(Stored records)
#####
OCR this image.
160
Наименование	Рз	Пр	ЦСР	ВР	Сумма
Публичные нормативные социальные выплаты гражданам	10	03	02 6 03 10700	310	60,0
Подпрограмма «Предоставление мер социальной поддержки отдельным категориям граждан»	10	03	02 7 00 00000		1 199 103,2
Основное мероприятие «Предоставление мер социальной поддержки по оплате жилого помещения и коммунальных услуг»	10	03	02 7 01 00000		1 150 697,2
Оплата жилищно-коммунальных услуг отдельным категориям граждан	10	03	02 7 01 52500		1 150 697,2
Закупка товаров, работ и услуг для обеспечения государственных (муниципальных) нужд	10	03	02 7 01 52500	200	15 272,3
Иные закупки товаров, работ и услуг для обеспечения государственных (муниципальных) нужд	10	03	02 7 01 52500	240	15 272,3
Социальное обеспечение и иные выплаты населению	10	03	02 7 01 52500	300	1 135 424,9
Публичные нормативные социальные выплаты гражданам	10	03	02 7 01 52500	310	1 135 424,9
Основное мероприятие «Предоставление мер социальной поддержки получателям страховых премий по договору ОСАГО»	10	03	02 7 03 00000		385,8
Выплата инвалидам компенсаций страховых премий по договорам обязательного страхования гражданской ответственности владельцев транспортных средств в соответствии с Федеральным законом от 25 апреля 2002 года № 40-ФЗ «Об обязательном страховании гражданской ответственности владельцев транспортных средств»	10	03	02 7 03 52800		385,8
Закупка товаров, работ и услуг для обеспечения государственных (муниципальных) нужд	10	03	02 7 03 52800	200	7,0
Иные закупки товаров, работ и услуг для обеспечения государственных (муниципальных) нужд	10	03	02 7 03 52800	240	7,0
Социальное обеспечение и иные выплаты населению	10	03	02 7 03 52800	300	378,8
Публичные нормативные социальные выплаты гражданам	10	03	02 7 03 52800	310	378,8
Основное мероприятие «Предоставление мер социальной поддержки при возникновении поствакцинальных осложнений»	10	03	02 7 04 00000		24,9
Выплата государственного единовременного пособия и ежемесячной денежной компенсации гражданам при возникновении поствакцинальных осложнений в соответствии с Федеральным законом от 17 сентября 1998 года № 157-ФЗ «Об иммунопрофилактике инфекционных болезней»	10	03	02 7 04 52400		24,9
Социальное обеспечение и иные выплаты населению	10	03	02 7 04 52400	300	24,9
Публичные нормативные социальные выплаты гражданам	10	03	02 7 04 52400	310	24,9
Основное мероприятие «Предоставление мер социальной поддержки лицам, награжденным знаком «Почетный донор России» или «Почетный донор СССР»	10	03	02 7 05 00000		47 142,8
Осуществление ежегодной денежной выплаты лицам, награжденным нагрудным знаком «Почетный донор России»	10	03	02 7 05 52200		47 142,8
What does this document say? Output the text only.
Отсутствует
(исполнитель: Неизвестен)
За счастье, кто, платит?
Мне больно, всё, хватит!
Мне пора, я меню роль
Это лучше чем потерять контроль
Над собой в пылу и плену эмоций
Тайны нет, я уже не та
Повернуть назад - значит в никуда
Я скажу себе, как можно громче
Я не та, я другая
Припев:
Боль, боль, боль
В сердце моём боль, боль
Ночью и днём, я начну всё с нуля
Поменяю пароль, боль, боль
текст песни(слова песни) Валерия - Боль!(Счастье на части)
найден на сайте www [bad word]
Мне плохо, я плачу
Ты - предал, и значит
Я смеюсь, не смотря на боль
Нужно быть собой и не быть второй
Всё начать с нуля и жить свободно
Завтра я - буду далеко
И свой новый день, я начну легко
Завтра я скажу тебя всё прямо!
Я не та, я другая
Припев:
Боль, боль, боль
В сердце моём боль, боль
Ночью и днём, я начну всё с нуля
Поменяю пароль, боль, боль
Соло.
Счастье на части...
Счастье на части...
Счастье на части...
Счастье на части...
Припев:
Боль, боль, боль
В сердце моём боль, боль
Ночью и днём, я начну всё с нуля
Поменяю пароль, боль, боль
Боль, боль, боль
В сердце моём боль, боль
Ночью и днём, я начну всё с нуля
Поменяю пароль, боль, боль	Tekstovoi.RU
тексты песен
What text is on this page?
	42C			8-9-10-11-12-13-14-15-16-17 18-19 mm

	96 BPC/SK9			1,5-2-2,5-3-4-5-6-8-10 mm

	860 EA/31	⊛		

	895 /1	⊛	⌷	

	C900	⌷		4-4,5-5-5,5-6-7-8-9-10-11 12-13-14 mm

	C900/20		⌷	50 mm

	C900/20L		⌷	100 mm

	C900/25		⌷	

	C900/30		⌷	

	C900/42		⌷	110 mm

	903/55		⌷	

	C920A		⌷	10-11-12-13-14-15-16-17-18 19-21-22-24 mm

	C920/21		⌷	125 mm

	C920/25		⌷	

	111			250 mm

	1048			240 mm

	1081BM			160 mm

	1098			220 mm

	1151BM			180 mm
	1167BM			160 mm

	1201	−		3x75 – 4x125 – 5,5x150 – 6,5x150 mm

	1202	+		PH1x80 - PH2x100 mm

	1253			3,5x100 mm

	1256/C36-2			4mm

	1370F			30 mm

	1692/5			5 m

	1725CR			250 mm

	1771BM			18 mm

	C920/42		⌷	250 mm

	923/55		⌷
#####
WRITTEN PROBLEM: Could you transcribe the records in full, exactly?

RESPONSE TO THIS EXERCISE:
OCR this image.
160
Наименование	Рз	Пр	ЦСР	ВР	Сумма
Публичные нормативные социальные выплаты гражданам	10	03	02 6 03 10700	310	60,0
Подпрограмма «Предоставление мер социальной поддержки отдельным категориям граждан»	10	03	02 7 00 00000		1 199 103,2
Основное мероприятие «Предоставление мер социальной поддержки по оплате жилого помещения и коммунальных услуг»	10	03	02 7 01 00000		1 150 697,2
Оплата жилищно-коммунальных услуг отдельным категориям граждан	10	03	02 7 01 52500		1 150 697,2
Закупка товаров, работ и услуг для обеспечения государственных (муниципальных) нужд	10	03	02 7 01 52500	200	15 272,3
Иные закупки товаров, работ и услуг для обеспечения государственных (муниципальных) нужд	10	03	02 7 01 52500	240	15 272,3
Социальное обеспечение и иные выплаты населению	10	03	02 7 01 52500	300	1 135 424,9
Публичные нормативные социальные выплаты гражданам	10	03	02 7 01 52500	310	1 135 424,9
Основное мероприятие «Предоставление мер социальной поддержки получателям страховых премий по договору ОСАГО»	10	03	02 7 03 00000		385,8
Выплата инвалидам компенсаций страховых премий по договорам обязательного страхования гражданской ответственности владельцев транспортных средств в соответствии с Федеральным законом от 25 апреля 2002 года № 40-ФЗ «Об обязательном страховании гражданской ответственности владельцев транспортных средств»	10	03	02 7 03 52800		385,8
Закупка товаров, работ и услуг для обеспечения государственных (муниципальных) нужд	10	03	02 7 03 52800	200	7,0
Иные закупки товаров, работ и услуг для обеспечения государственных (муниципальных) нужд	10	03	02 7 03 52800	240	7,0
Социальное обеспечение и иные выплаты населению	10	03	02 7 03 52800	300	378,8
Публичные нормативные социальные выплаты гражданам	10	03	02 7 03 52800	310	378,8
Основное мероприятие «Предоставление мер социальной поддержки при возникновении поствакцинальных осложнений»	10	03	02 7 04 00000		24,9
Выплата государственного единовременного пособия и ежемесячной денежной компенсации гражданам при возникновении поствакцинальных осложнений в соответствии с Федеральным законом от 17 сентября 1998 года № 157-ФЗ «Об иммунопрофилактике инфекционных болезней»	10	03	02 7 04 52400		24,9
Социальное обеспечение и иные выплаты населению	10	03	02 7 04 52400	300	24,9
Публичные нормативные социальные выплаты гражданам	10	03	02 7 04 52400	310	24,9
Основное мероприятие «Предоставление мер социальной поддержки лицам, награжденным знаком «Почетный донор России» или «Почетный донор СССР»	10	03	02 7 05 00000		47 142,8
Осуществление ежегодной денежной выплаты лицам, награжденным нагрудным знаком «Почетный донор России»	10	03	02 7 05 52200		47 142,8
What does this document say? Output the text only.
Отсутствует
(исполнитель: Неизвестен)
За счастье, кто, платит?
Мне больно, всё, хватит!
Мне пора, я меню роль
Это лучше чем потерять контроль
Над собой в пылу и плену эмоций
Тайны нет, я уже не та
Повернуть назад - значит в никуда
Я скажу себе, как можно громче
Я не та, я другая
Припев:
Боль, боль, боль
В сердце моём боль, боль
Ночью и днём, я начну всё с нуля
Поменяю пароль, боль, боль
текст песни(слова песни) Валерия - Боль!(Счастье на части)
найден на сайте www [bad word]
Мне плохо, я плачу
Ты - предал, и значит
Я смеюсь, не смотря на боль
Нужно быть собой и не быть второй
Всё начать с нуля и жить свободно
Завтра я - буду далеко
И свой новый день, я начну легко
Завтра я скажу тебя всё прямо!
Я не та, я другая
Припев:
Боль, боль, боль
В сердце моём боль, боль
Ночью и днём, я начну всё с нуля
Поменяю пароль, боль, боль
Соло.
Счастье на части...
Счастье на части...
Счастье на части...
Счастье на части...
Припев:
Боль, боль, боль
В сердце моём боль, боль
Ночью и днём, я начну всё с нуля
Поменяю пароль, боль, боль
Боль, боль, боль
В сердце моём боль, боль
Ночью и днём, я начну всё с нуля
Поменяю пароль, боль, боль	Tekstovoi.RU
тексты песен
What text is on this page?
	42C			8-9-10-11-12-13-14-15-16-17 18-19 mm

	96 BPC/SK9			1,5-2-2,5-3-4-5-6-8-10 mm

	860 EA/31	⊛		

	895 /1	⊛	⌷	

	C900	⌷		4-4,5-5-5,5-6-7-8-9-10-11 12-13-14 mm

	C900/20		⌷	50 mm

	C900/20L		⌷	100 mm

	C900/25		⌷	

	C900/30		⌷	

	C900/42		⌷	110 mm

	903/55		⌷	

	C920A		⌷	10-11-12-13-14-15-16-17-18 19-21-22-24 mm

	C920/21		⌷	125 mm

	C920/25		⌷	

	111			250 mm

	1048			240 mm

	1081BM			160 mm

	1098			220 mm

	1151BM			180 mm
	1167BM			160 mm

	1201	−		3x75 – 4x125 – 5,5x150 – 6,5x150 mm

	1202	+		PH1x80 - PH2x100 mm

	1253			3,5x100 mm

	1256/C36-2			4mm

	1370F			30 mm

	1692/5			5 m

	1725CR			250 mm

	1771BM			18 mm

	C920/42		⌷	250 mm

	923/55		⌷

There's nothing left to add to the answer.